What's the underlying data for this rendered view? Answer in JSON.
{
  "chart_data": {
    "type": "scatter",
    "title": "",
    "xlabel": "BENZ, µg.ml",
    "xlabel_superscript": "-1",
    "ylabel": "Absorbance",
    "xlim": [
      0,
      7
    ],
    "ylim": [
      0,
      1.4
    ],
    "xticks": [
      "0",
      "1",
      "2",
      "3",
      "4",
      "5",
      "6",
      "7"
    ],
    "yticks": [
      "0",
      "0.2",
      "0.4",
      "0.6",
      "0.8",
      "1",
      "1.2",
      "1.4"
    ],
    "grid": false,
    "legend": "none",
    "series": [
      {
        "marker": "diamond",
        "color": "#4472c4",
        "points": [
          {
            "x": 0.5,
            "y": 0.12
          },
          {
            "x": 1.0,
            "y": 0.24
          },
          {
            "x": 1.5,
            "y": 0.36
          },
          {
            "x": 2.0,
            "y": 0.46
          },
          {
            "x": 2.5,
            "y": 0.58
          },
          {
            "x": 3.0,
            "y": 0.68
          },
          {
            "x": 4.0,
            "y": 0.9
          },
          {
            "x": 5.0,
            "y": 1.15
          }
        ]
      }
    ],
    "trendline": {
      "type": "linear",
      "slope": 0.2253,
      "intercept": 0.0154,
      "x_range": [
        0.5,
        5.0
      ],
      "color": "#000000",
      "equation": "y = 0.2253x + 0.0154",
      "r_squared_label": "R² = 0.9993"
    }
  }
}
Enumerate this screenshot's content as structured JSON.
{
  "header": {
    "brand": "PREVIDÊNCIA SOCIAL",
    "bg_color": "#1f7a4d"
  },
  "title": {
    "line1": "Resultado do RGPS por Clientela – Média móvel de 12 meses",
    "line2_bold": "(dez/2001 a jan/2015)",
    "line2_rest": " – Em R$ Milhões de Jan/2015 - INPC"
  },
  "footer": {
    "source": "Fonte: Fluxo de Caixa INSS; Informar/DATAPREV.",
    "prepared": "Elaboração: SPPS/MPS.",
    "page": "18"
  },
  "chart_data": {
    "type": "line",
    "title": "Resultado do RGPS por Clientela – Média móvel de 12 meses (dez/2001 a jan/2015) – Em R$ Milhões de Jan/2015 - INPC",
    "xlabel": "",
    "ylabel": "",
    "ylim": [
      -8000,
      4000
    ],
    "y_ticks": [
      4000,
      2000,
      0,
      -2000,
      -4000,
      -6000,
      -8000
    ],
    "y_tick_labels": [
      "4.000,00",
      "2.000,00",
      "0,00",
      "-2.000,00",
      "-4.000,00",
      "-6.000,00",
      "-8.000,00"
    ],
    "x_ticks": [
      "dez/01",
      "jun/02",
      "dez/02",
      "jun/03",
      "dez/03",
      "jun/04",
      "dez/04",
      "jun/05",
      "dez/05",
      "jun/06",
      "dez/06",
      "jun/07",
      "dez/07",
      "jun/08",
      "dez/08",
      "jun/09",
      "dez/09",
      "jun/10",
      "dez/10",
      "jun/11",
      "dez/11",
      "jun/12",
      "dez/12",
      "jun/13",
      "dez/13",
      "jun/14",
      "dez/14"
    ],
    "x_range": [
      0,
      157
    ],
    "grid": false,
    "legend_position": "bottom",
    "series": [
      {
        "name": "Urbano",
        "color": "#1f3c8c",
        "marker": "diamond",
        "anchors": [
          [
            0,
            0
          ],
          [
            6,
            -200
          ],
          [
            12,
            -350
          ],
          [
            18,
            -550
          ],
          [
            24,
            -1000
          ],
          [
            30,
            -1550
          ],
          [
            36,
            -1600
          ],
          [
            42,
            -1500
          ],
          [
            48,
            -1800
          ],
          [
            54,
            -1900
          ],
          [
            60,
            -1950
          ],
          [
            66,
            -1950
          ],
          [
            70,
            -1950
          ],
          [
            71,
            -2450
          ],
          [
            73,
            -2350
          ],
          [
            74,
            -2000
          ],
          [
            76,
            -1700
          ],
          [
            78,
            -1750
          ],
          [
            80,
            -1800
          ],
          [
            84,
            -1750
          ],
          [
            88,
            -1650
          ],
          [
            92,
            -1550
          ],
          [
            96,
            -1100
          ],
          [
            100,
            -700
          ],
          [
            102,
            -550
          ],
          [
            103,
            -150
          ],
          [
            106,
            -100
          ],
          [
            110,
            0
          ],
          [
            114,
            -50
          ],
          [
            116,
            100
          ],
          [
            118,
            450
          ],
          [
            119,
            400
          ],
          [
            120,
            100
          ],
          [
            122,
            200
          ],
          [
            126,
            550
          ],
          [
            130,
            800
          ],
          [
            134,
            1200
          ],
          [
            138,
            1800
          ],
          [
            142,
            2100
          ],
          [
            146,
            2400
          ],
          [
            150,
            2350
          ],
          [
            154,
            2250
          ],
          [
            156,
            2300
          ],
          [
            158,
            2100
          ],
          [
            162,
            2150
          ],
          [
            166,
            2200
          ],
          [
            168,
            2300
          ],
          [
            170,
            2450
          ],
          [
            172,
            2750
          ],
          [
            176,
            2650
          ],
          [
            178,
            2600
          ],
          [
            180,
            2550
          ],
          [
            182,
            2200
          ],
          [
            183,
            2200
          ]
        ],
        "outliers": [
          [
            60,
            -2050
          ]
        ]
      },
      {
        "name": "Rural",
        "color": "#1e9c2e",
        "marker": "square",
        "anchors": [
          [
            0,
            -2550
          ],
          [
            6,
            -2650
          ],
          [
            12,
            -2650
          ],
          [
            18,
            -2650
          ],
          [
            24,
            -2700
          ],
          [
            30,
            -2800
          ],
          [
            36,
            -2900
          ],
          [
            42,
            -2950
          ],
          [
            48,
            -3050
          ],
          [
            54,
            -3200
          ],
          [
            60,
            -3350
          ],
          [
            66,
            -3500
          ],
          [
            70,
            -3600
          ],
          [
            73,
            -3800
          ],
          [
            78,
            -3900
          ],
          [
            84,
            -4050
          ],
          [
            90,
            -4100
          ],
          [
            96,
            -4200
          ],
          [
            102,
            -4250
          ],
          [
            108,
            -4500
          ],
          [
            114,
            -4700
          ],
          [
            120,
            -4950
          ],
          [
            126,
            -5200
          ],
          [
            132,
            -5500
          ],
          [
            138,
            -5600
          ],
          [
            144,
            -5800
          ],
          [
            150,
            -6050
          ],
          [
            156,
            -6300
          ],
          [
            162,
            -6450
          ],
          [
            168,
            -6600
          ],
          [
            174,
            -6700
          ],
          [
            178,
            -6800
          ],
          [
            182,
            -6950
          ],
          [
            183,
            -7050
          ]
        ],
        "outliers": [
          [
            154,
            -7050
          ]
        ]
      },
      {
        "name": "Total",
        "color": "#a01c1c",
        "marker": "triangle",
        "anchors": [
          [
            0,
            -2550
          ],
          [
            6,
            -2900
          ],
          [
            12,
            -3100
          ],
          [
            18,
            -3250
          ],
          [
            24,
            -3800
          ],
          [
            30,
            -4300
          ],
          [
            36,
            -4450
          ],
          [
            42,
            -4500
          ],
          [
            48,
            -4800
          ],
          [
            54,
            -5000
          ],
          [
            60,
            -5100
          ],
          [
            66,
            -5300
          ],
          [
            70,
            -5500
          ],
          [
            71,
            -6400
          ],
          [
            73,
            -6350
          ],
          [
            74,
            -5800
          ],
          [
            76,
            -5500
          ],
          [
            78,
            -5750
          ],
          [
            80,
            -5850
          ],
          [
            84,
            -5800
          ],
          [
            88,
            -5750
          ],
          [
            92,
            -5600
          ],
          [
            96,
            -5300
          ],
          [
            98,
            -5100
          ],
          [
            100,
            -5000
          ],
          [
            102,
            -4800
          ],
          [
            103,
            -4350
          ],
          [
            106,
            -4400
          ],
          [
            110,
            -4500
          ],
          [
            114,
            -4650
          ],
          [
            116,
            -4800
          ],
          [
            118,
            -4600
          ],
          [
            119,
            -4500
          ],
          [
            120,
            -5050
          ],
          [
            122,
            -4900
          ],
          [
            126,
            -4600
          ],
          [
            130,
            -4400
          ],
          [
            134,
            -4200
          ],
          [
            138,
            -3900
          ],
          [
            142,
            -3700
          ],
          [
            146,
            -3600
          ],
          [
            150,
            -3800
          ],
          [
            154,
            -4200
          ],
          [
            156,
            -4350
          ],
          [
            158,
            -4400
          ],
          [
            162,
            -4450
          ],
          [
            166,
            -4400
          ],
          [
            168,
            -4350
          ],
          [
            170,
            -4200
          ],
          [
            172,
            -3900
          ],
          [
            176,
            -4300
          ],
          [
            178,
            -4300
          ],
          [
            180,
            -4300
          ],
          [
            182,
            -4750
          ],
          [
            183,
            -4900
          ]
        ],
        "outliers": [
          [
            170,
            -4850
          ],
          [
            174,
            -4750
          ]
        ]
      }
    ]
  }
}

****************************************

What you have to do> Copy each line that contains the word "meses".

Solution to this task>
    "line1": "Resultado do RGPS por Clientela – Média móvel de 12 meses",
    "title": "Resultado do RGPS por Clientela – Média móvel de 12 meses (dez/2001 a jan/2015) – Em R$ Milhões de Jan/2015 - INPC",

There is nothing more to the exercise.